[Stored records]

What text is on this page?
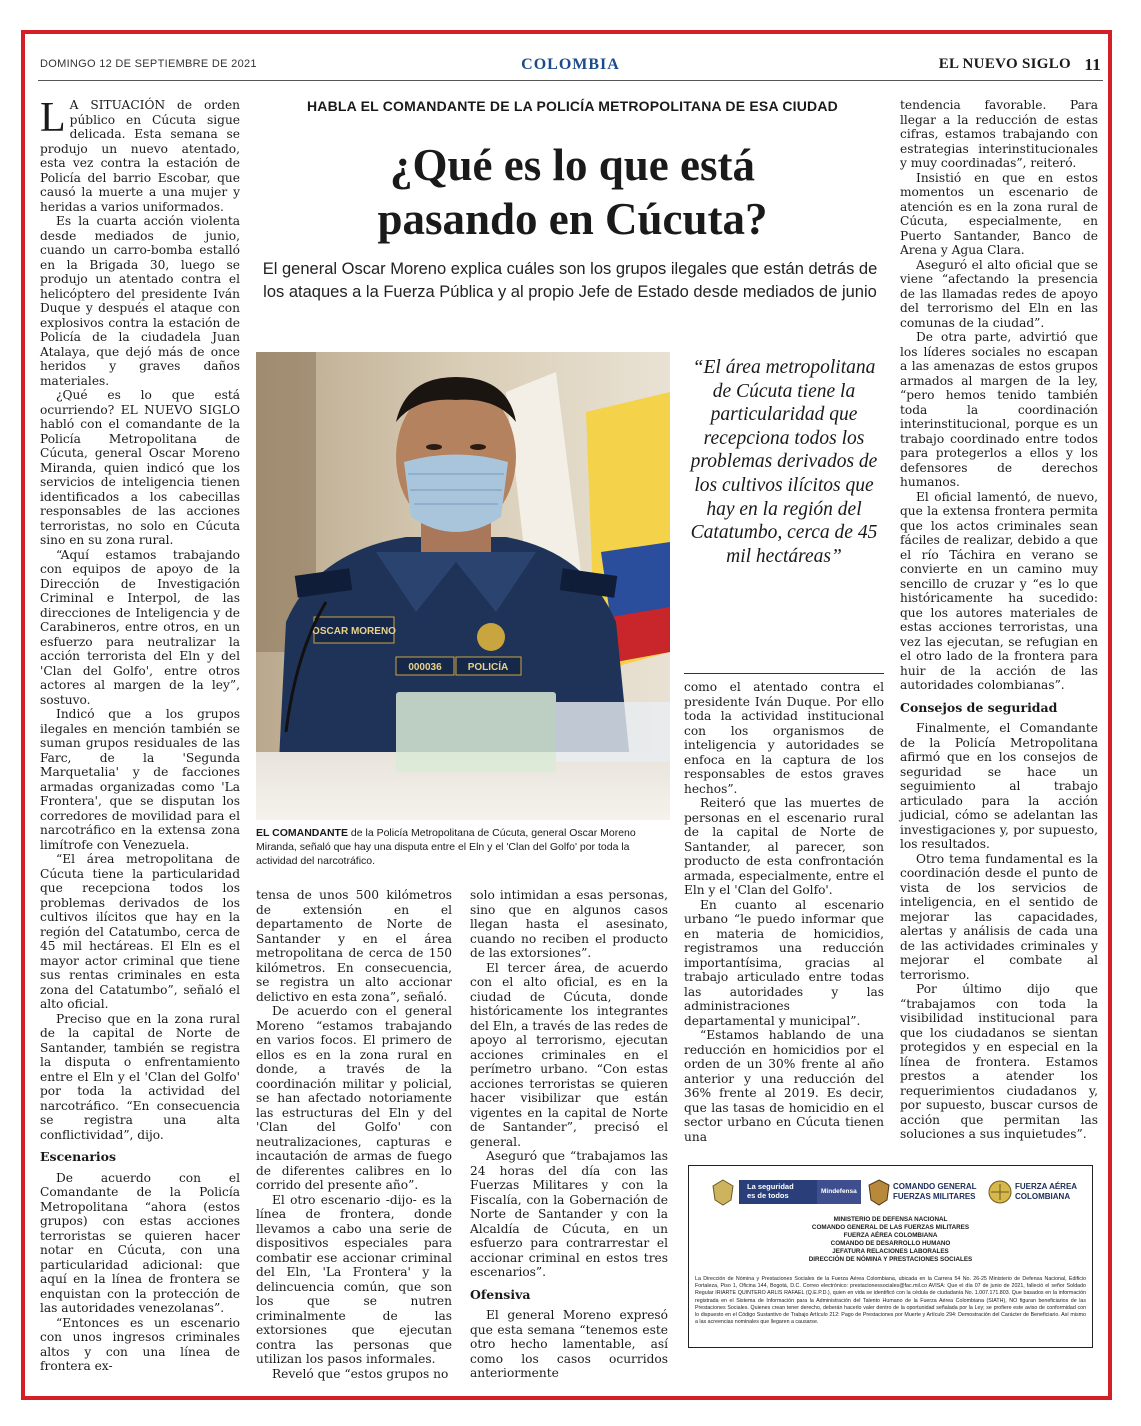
DOMINGO 12 DE SEPTIEMBRE DE 2021	COLOMBIA	EL NUEVO SIGLO 11

L A SITUACIÓN de orden público en Cúcuta sigue delicada. Esta semana se produjo un nuevo atentado, esta vez contra la estación de Policía del barrio Escobar, que causó la muerte a una mujer y heridas a varios uniformados.

Es la cuarta acción violenta desde mediados de junio, cuando un carro-bomba estalló en la Brigada 30, luego se produjo un atentado contra el helicóptero del presidente Iván Duque y después el ataque con explosivos contra la estación de Policía de la ciudadela Juan Atalaya, que dejó más de once heridos y graves daños materiales.

¿Qué es lo que está ocurriendo? EL NUEVO SIGLO habló con el comandante de la Policía Metropolitana de Cúcuta, general Oscar Moreno Miranda, quien indicó que los servicios de inteligencia tienen identificados a los cabecillas responsables de las acciones terroristas, no solo en Cúcuta sino en su zona rural.

“Aquí estamos trabajando con equipos de apoyo de la Dirección de Investigación Criminal e Interpol, de las direcciones de Inteligencia y de Carabineros, entre otros, en un esfuerzo para neutralizar la acción terrorista del Eln y del 'Clan del Golfo', entre otros actores al margen de la ley”, sostuvo.

Indicó que a los grupos ilegales en mención también se suman grupos residuales de las Farc, de la 'Segunda Marquetalia' y de facciones armadas organizadas como 'La Frontera', que se disputan los corredores de movilidad para el narcotráfico en la extensa zona limítrofe con Venezuela.

“El área metropolitana de Cúcuta tiene la particularidad que recepciona todos los problemas derivados de los cultivos ilícitos que hay en la región del Catatumbo, cerca de 45 mil hectáreas. El Eln es el mayor actor criminal que tiene sus rentas criminales en esta zona del Catatumbo”, señaló el alto oficial.

Preciso que en la zona rural de la capital de Norte de Santander, también se registra la disputa o enfrentamiento entre el Eln y el 'Clan del Golfo' por toda la actividad del narcotráfico. “En consecuencia se registra una alta conflictividad”, dijo.

Escenarios

De acuerdo con el Comandante de la Policía Metropolitana “ahora (estos grupos) con estas acciones terroristas se quieren hacer notar en Cúcuta, con una particularidad adicional: que aquí en la línea de frontera se enquistan con la protección de las autoridades venezolanas”.

“Entonces es un escenario con unos ingresos criminales altos y con una línea de frontera ex-

HABLA EL COMANDANTE DE LA POLICÍA METROPOLITANA DE ESA CIUDAD
¿Qué es lo que está
pasando en Cúcuta?
El general Oscar Moreno explica cuáles son los grupos ilegales que están detrás de los ataques a la Fuerza Pública y al propio Jefe de Estado desde mediados de junio
OSCAR MORENO
000036	POLICÍA
EL COMANDANTE de la Policía Metropolitana de Cúcuta, general Oscar Moreno Miranda, señaló que hay una disputa entre el Eln y el 'Clan del Golfo' por toda la actividad del narcotráfico.
“El área metropolitana de Cúcuta tiene la particularidad que recepciona todos los problemas derivados de los cultivos ilícitos que hay en la región del Catatumbo, cerca de 45 mil hectáreas”

tensa de unos 500 kilómetros de extensión en el departamento de Norte de Santander y en el área metropolitana de cerca de 150 kilómetros. En consecuencia, se registra un alto accionar delictivo en esta zona”, señaló.

De acuerdo con el general Moreno “estamos trabajando en varios focos. El primero de ellos es en la zona rural en donde, a través de la coordinación militar y policial, se han afectado notoriamente las estructuras del Eln y del 'Clan del Golfo' con neutralizaciones, capturas e incautación de armas de fuego de diferentes calibres en lo corrido del presente año”.

El otro escenario -dijo- es la línea de frontera, donde llevamos a cabo una serie de dispositivos especiales para combatir ese accionar criminal del Eln, 'La Frontera' y la delincuencia común, que son los que se nutren criminalmente de las extorsiones que ejecutan contra las personas que utilizan los pasos informales.

Reveló que “estos grupos no

solo intimidan a esas personas, sino que en algunos casos llegan hasta el asesinato, cuando no reciben el producto de las extorsiones”.

El tercer área, de acuerdo con el alto oficial, es en la ciudad de Cúcuta, donde históricamente los integrantes del Eln, a través de las redes de apoyo al terrorismo, ejecutan acciones criminales en el perímetro urbano. “Con estas acciones terroristas se quieren hacer visibilizar que están vigentes en la capital de Norte de Santander”, precisó el general.

Aseguró que “trabajamos las 24 horas del día con las Fuerzas Militares y con la Fiscalía, con la Gobernación de Norte de Santander y con la Alcaldía de Cúcuta, en un esfuerzo para contrarrestar el accionar criminal en estos tres escenarios”.

Ofensiva

El general Moreno expresó que esta semana “tenemos este otro hecho lamentable, así como los casos ocurridos anteriormente

como el atentado contra el presidente Iván Duque. Por ello toda la actividad institucional con los organismos de inteligencia y autoridades se enfoca en la captura de los responsables de estos graves hechos”.

Reiteró que las muertes de personas en el escenario rural de la capital de Norte de Santander, al parecer, son producto de esta confrontación armada, especialmente, entre el Eln y el 'Clan del Golfo'.

En cuanto al escenario urbano “le puedo informar que en materia de homicidios, registramos una reducción importantísima, gracias al trabajo articulado entre todas las autoridades y las administraciones departamental y municipal”.

“Estamos hablando de una reducción en homicidios por el orden de un 30% frente al año anterior y una reducción del 36% frente al 2019. Es decir, que las tasas de homicidio en el sector urbano en Cúcuta tienen una

tendencia favorable. Para llegar a la reducción de estas cifras, estamos trabajando con estrategias interinstitucionales y muy coordinadas”, reiteró.

Insistió en que en estos momentos un escenario de atención es en la zona rural de Cúcuta, especialmente, en Puerto Santander, Banco de Arena y Agua Clara.

Aseguró el alto oficial que se viene “afectando la presencia de las llamadas redes de apoyo del terrorismo del Eln en las comunas de la ciudad”.

De otra parte, advirtió que los líderes sociales no escapan a las amenazas de estos grupos armados al margen de la ley, “pero hemos tenido también toda la coordinación interinstitucional, porque es un trabajo coordinado entre todos para protegerlos a ellos y los defensores de derechos humanos.

El oficial lamentó, de nuevo, que la extensa frontera permita que los actos criminales sean fáciles de realizar, debido a que el río Táchira en verano se convierte en un camino muy sencillo de cruzar y “es lo que históricamente ha sucedido: que los autores materiales de estas acciones terroristas, una vez las ejecutan, se refugian en el otro lado de la frontera para huir de la acción de las autoridades colombianas”.

Consejos de seguridad

Finalmente, el Comandante de la Policía Metropolitana afirmó que en los consejos de seguridad se hace un seguimiento al trabajo articulado para la acción judicial, cómo se adelantan las investigaciones y, por supuesto, los resultados.

Otro tema fundamental es la coordinación desde el punto de vista de los servicios de inteligencia, en el sentido de mejorar las capacidades, alertas y análisis de cada una de las actividades criminales y mejorar el combate al terrorismo.

Por último dijo que “trabajamos con toda la visibilidad institucional para que los ciudadanos se sientan protegidos y en especial en la línea de frontera. Estamos prestos a atender los requerimientos ciudadanos y, por supuesto, buscar cursos de acción que permitan las soluciones a sus inquietudes”.

La seguridad
es de todos	Mindefensa
COMANDO GENERAL
FUERZAS MILITARES
FUERZA AÉREA
COLOMBIANA
MINISTERIO DE DEFENSA NACIONAL
COMANDO GENERAL DE LAS FUERZAS MILITARES
FUERZA AÉREA COLOMBIANA
COMANDO DE DESARROLLO HUMANO
JEFATURA RELACIONES LABORALES
DIRECCIÓN DE NÓMINA Y PRESTACIONES SOCIALES
La Dirección de Nómina y Prestaciones Sociales de la Fuerza Aérea Colombiana, ubicada en la Carrera 54 No. 26-25 Ministerio de Defensa Nacional, Edificio Fortaleza, Piso 1, Oficina 144, Bogotá, D.C. Correo electrónico: prestacionessociales@fac.mil.co AVISA: Que el día 07 de junio de 2021, falleció el señor Soldado Regular IRIARTE QUINTERO ARLIS RAFAEL (Q.E.P.D.), quien en vida se identificó con la cédula de ciudadanía No. 1.007.171.803. Que basados en la información registrada en el Sistema de Información para la Administración del Talento Humano de la Fuerza Aérea Colombiana (SIATH), NO figuran beneficiarios de las Prestaciones Sociales. Quienes crean tener derecho, deberán hacerlo valer dentro de la oportunidad señalada por la Ley; se profiere este aviso de conformidad con lo dispuesto en el Código Sustantivo de Trabajo Artículo 212: Pago de Prestaciones por Muerte y Artículo 294: Demostración del Carácter de Beneficiario. Así mismo a las acreencias nominales que llegaren a causarse.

**REQUIRED WORK:** Lines containing the word "solo" are to be tallied; report only the total.

**TASK RESULT:** 2